Dataset entries on figures
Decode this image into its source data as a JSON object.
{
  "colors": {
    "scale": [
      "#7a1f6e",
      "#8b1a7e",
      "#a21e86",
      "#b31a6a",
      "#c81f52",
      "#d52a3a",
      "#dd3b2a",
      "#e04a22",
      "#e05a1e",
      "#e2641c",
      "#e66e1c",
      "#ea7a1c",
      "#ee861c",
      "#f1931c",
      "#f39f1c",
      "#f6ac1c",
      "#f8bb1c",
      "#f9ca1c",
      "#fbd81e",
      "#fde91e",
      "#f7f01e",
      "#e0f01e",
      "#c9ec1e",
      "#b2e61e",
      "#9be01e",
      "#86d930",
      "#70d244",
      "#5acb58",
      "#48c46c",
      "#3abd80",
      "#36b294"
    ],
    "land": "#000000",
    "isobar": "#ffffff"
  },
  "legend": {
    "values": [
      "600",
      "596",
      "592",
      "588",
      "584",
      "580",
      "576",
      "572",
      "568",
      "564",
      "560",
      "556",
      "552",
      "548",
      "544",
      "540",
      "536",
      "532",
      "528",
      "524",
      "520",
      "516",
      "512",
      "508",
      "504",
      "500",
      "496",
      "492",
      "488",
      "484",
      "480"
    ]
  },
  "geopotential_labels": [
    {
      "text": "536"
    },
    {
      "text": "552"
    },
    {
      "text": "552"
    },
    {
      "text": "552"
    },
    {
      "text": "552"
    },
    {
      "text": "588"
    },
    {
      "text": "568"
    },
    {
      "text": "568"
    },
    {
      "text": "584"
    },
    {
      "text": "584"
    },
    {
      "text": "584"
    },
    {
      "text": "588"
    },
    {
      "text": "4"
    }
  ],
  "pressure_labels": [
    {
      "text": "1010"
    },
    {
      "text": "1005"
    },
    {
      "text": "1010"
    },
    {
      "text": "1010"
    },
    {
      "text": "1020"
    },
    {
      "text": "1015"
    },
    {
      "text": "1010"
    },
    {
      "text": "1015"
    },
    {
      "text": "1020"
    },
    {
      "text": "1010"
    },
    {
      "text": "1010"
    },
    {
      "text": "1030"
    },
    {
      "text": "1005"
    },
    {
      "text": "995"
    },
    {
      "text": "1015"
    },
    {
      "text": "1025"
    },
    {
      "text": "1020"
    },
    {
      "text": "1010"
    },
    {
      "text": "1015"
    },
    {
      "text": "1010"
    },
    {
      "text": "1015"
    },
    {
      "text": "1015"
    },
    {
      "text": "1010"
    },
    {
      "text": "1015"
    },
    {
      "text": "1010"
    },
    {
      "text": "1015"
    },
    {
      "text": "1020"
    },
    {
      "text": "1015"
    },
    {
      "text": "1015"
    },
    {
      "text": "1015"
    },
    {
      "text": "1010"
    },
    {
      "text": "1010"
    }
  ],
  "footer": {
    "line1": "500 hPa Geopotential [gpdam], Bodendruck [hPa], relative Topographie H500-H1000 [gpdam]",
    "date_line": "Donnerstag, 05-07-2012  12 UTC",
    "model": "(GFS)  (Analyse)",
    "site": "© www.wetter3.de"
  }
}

= DIRECTIONS =
Each record above should be restated word for word.

= FULL SOLUTION =
Decode this image into its source data as a JSON object.
{
  "colors": {
    "scale": [
      "#7a1f6e",
      "#8b1a7e",
      "#a21e86",
      "#b31a6a",
      "#c81f52",
      "#d52a3a",
      "#dd3b2a",
      "#e04a22",
      "#e05a1e",
      "#e2641c",
      "#e66e1c",
      "#ea7a1c",
      "#ee861c",
      "#f1931c",
      "#f39f1c",
      "#f6ac1c",
      "#f8bb1c",
      "#f9ca1c",
      "#fbd81e",
      "#fde91e",
      "#f7f01e",
      "#e0f01e",
      "#c9ec1e",
      "#b2e61e",
      "#9be01e",
      "#86d930",
      "#70d244",
      "#5acb58",
      "#48c46c",
      "#3abd80",
      "#36b294"
    ],
    "land": "#000000",
    "isobar": "#ffffff"
  },
  "legend": {
    "values": [
      "600",
      "596",
      "592",
      "588",
      "584",
      "580",
      "576",
      "572",
      "568",
      "564",
      "560",
      "556",
      "552",
      "548",
      "544",
      "540",
      "536",
      "532",
      "528",
      "524",
      "520",
      "516",
      "512",
      "508",
      "504",
      "500",
      "496",
      "492",
      "488",
      "484",
      "480"
    ]
  },
  "geopotential_labels": [
    {
      "text": "536"
    },
    {
      "text": "552"
    },
    {
      "text": "552"
    },
    {
      "text": "552"
    },
    {
      "text": "552"
    },
    {
      "text": "588"
    },
    {
      "text": "568"
    },
    {
      "text": "568"
    },
    {
      "text": "584"
    },
    {
      "text": "584"
    },
    {
      "text": "584"
    },
    {
      "text": "588"
    },
    {
      "text": "4"
    }
  ],
  "pressure_labels": [
    {
      "text": "1010"
    },
    {
      "text": "1005"
    },
    {
      "text": "1010"
    },
    {
      "text": "1010"
    },
    {
      "text": "1020"
    },
    {
      "text": "1015"
    },
    {
      "text": "1010"
    },
    {
      "text": "1015"
    },
    {
      "text": "1020"
    },
    {
      "text": "1010"
    },
    {
      "text": "1010"
    },
    {
      "text": "1030"
    },
    {
      "text": "1005"
    },
    {
      "text": "995"
    },
    {
      "text": "1015"
    },
    {
      "text": "1025"
    },
    {
      "text": "1020"
    },
    {
      "text": "1010"
    },
    {
      "text": "1015"
    },
    {
      "text": "1010"
    },
    {
      "text": "1015"
    },
    {
      "text": "1015"
    },
    {
      "text": "1010"
    },
    {
      "text": "1015"
    },
    {
      "text": "1010"
    },
    {
      "text": "1015"
    },
    {
      "text": "1020"
    },
    {
      "text": "1015"
    },
    {
      "text": "1015"
    },
    {
      "text": "1015"
    },
    {
      "text": "1010"
    },
    {
      "text": "1010"
    }
  ],
  "footer": {
    "line1": "500 hPa Geopotential [gpdam], Bodendruck [hPa], relative Topographie H500-H1000 [gpdam]",
    "date_line": "Donnerstag, 05-07-2012  12 UTC",
    "model": "(GFS)  (Analyse)",
    "site": "© www.wetter3.de"
  }
}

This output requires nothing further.